* [The data]
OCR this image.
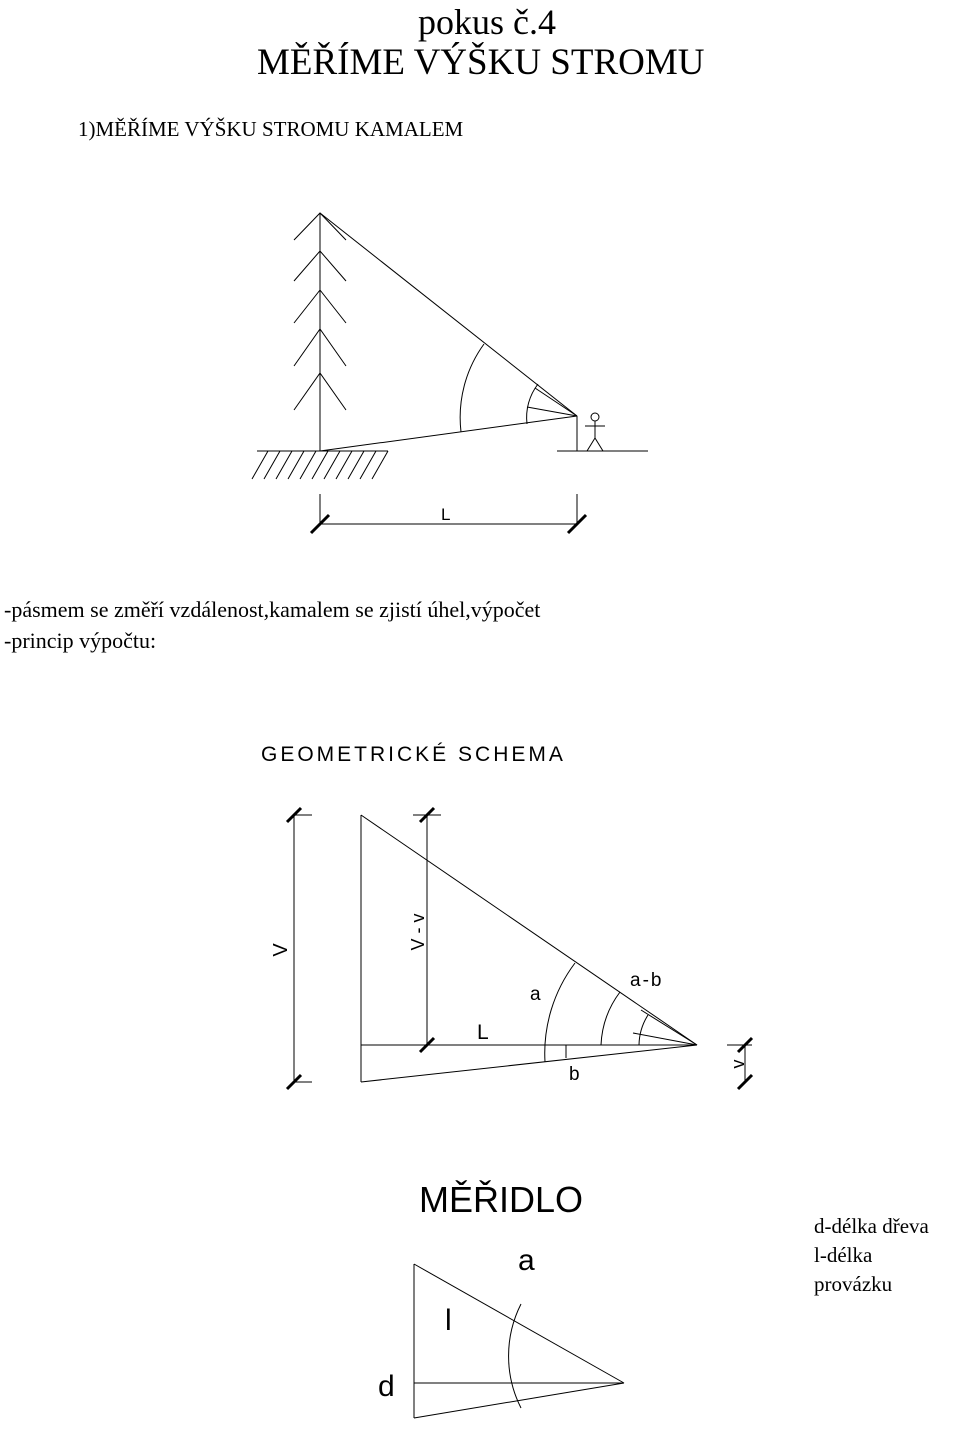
pokus č.4
MĚŘÍME VÝŠKU STROMU
1)MĚŘÍME VÝŠKU STROMU KAMALEM
L
V	V - v
v
L
a
b
a-b
d
l
a
-pásmem se změří vzdálenost,kamalem se zjistí úhel,výpočet
-princip výpočtu:
GEOMETRICKÉ SCHEMA
MĚŘIDLO
d-délka dřeva
l-délka
provázku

* [Stated task] Output, exactly, all the records above; include no pictures.

* [Task solution]
OCR this image.
pokus č.4
MĚŘÍME VÝŠKU STROMU
1)MĚŘÍME VÝŠKU STROMU KAMALEM
L
V	V - v
v
L
a
b
a-b
d
l
a
-pásmem se změří vzdálenost,kamalem se zjistí úhel,výpočet
-princip výpočtu:
GEOMETRICKÉ SCHEMA
MĚŘIDLO
d-délka dřeva
l-délka
provázku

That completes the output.